* Stated problem
Find each line with the word "Hizmet" and copy it.
-- Given records start --
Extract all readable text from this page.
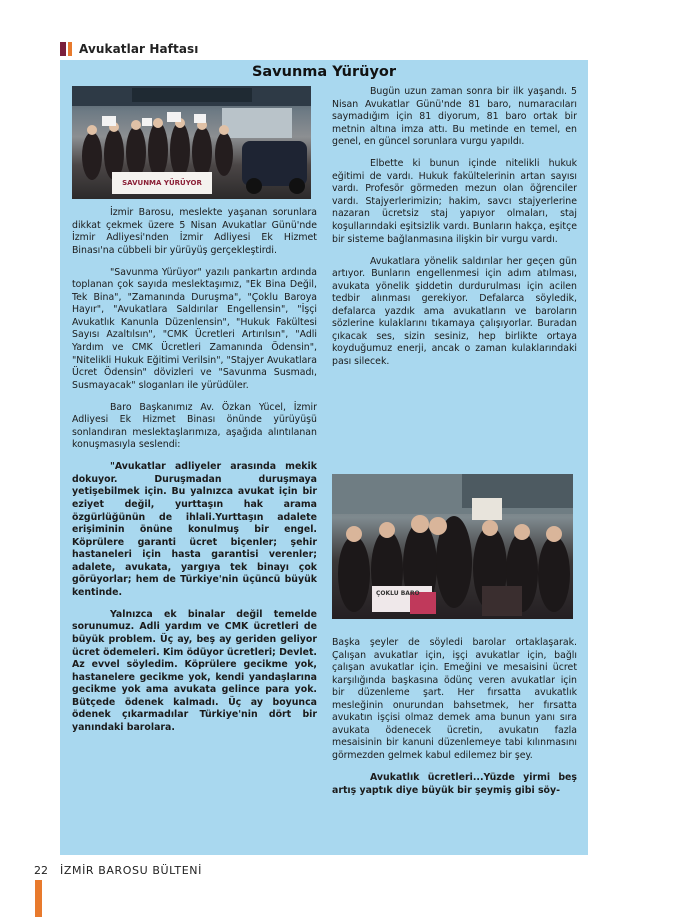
Avukatlar Haftası
Savunma Yürüyor
SAVUNMA YÜRÜYOR
ÇOKLU BARO

İzmir Barosu, meslekte yaşanan sorunlara dikkat çekmek üzere 5 Nisan Avukatlar Günü'nde İzmir Adliyesi'nden İzmir Adliyesi Ek Hizmet Binası'na cübbeli bir yürüyüş gerçekleştirdi.

"Savunma Yürüyor" yazılı pankartın ardında toplanan çok sayıda meslektaşımız, "Ek Bina Değil, Tek Bina", "Zamanında Duruşma", "Çoklu Baroya Hayır", "Avukatlara Saldırılar Engellensin", "İşçi Avukatlık Kanunla Düzenlensin", "Hukuk Fakültesi Sayısı Azaltılsın", "CMK Ücretleri Artırılsın", "Adli Yardım ve CMK Ücretleri Zamanında Ödensin", "Nitelikli Hukuk Eğitimi Verilsin", "Stajyer Avukatlara Ücret Ödensin" dövizleri ve "Savunma Susmadı, Susmayacak" sloganları ile yürüdüler.

Baro Başkanımız Av. Özkan Yücel, İzmir Adliyesi Ek Hizmet Binası önünde yürüyüşü sonlandıran meslektaşlarımıza, aşağıda alıntılanan konuşmasıyla seslendi:

"Avukatlar adliyeler arasında mekik dokuyor. Duruşmadan duruşmaya yetişebilmek için. Bu yalnızca avukat için bir eziyet değil, yurttaşın hak arama özgürlüğünün de ihlali.Yurttaşın adalete erişiminin önüne konulmuş bir engel. Köprülere garanti ücret biçenler; şehir hastaneleri için hasta garantisi verenler; adalete, avukata, yargıya tek binayı çok görüyorlar; hem de Türkiye'nin üçüncü büyük kentinde.

Yalnızca ek binalar değil temelde sorunumuz. Adli yardım ve CMK ücretleri de büyük problem. Üç ay, beş ay geriden geliyor ücret ödemeleri. Kim ödüyor ücretleri; Devlet. Az evvel söyledim. Köprülere gecikme yok, hastanelere gecikme yok, kendi yandaşlarına gecikme yok ama avukata gelince para yok. Bütçede ödenek kalmadı. Üç ay boyunca ödenek çıkarmadılar Türkiye'nin dört bir yanındaki barolara.

Bugün uzun zaman sonra bir ilk yaşandı. 5 Nisan Avukatlar Günü'nde 81 baro, numaracıları saymadığım için 81 diyorum, 81 baro ortak bir metnin altına imza attı. Bu metinde en temel, en genel, en güncel sorunlara vurgu yapıldı.

Elbette ki bunun içinde nitelikli hukuk eğitimi de vardı. Hukuk fakültelerinin artan sayısı vardı. Profesör görmeden mezun olan öğrenciler vardı. Stajyerlerimizin; hakim, savcı stajyerlerine nazaran ücretsiz staj yapıyor olmaları, staj koşullarındaki eşitsizlik vardı. Bunların hakça, eşitçe bir sisteme bağlanmasına ilişkin bir vurgu vardı.

Avukatlara yönelik saldırılar her geçen gün artıyor. Bunların engellenmesi için adım atılması, avukata yönelik şiddetin durdurulması için acilen tedbir alınması gerekiyor. Defalarca söyledik, defalarca yazdık ama avukatların ve baroların sözlerine kulaklarını tıkamaya çalışıyorlar. Buradan çıkacak ses, sizin sesiniz, hep birlikte ortaya koyduğumuz enerji, ancak o zaman kulaklarındaki pası silecek.

Başka şeyler de söyledi barolar ortaklaşarak. Çalışan avukatlar için, işçi avukatlar için, bağlı çalışan avukatlar için. Emeğini ve mesaisini ücret karşılığında başkasına ödünç veren avukatlar için bir düzenleme şart. Her fırsatta avukatlık mesleğinin onurundan bahsetmek, her fırsatta avukatın işçisi olmaz demek ama bunun yanı sıra avukata ödenecek ücretin, avukatın fazla mesaisinin bir kanuni düzenlemeye tabi kılınmasını görmezden gelmek kabul edilemez bir şey.

Avukatlık ücretleri...Yüzde yirmi beş artış yaptık diye büyük bir şeymiş gibi söy-

22 İZMİR BAROSU BÜLTENİ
-- Given records end --
* Response to the exercise
İzmir Barosu, meslekte yaşanan sorunlara dikkat çekmek üzere 5 Nisan Avukatlar Günü'nde İzmir Adliyesi'nden İzmir Adliyesi Ek Hizmet Binası'na cübbeli bir yürüyüş gerçekleştirdi.
Baro Başkanımız Av. Özkan Yücel, İzmir Adliyesi Ek Hizmet Binası önünde yürüyüşü sonlandıran meslektaşlarımıza, aşağıda alıntılanan konuşmasıyla seslendi:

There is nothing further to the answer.